Exercise requirements = Copy out each line that mentions the word "Search".

Data entries =
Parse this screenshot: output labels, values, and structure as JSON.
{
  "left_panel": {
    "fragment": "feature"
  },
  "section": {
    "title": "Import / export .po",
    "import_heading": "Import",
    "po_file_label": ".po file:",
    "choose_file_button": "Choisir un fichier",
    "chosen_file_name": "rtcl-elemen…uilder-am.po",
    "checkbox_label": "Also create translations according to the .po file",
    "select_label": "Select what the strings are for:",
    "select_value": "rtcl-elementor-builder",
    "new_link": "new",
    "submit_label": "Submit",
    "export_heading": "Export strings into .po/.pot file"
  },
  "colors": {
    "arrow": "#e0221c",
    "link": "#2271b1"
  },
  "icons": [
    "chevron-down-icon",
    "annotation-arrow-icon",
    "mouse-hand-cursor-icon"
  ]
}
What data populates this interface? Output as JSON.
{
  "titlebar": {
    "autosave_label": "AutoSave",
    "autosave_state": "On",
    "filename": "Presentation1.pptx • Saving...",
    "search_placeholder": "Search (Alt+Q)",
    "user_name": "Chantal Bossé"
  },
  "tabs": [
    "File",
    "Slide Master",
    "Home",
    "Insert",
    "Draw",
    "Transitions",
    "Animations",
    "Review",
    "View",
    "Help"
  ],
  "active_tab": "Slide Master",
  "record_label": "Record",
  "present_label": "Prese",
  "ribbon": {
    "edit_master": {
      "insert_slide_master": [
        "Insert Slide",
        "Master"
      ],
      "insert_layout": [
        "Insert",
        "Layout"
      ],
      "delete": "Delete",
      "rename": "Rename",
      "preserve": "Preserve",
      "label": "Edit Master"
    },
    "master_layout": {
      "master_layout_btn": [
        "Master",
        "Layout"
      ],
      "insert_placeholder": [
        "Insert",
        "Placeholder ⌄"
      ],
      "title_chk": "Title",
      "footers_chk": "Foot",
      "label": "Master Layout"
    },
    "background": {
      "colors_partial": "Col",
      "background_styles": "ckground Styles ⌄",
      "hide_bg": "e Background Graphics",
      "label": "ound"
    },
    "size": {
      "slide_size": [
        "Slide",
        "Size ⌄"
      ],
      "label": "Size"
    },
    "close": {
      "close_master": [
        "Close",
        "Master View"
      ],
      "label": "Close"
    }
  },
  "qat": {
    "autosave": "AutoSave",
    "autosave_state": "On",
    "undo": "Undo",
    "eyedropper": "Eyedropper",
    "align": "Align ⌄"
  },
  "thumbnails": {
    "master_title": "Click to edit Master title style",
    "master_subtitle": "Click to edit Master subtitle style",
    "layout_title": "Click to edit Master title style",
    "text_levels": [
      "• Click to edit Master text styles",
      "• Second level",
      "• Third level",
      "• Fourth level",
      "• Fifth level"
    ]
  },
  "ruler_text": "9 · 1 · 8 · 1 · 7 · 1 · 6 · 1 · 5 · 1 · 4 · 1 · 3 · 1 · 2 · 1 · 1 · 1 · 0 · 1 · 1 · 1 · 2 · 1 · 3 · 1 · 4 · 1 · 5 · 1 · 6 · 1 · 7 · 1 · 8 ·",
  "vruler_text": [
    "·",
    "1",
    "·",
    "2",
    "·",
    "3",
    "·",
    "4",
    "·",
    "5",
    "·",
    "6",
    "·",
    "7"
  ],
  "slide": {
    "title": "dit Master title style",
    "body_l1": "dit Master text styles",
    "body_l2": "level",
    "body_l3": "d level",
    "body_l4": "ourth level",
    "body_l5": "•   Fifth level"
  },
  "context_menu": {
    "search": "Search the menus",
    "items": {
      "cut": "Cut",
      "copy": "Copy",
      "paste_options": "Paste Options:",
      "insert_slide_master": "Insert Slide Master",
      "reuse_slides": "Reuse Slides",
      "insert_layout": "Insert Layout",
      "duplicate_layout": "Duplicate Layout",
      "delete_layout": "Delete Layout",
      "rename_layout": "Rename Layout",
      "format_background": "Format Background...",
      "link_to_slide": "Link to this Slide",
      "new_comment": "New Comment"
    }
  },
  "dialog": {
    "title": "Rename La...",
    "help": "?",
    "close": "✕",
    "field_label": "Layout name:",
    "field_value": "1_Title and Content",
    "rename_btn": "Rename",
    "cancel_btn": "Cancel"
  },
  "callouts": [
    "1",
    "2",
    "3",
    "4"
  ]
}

Output for this task =
    "search_placeholder": "Search (Alt+Q)",
    "search": "Search the menus",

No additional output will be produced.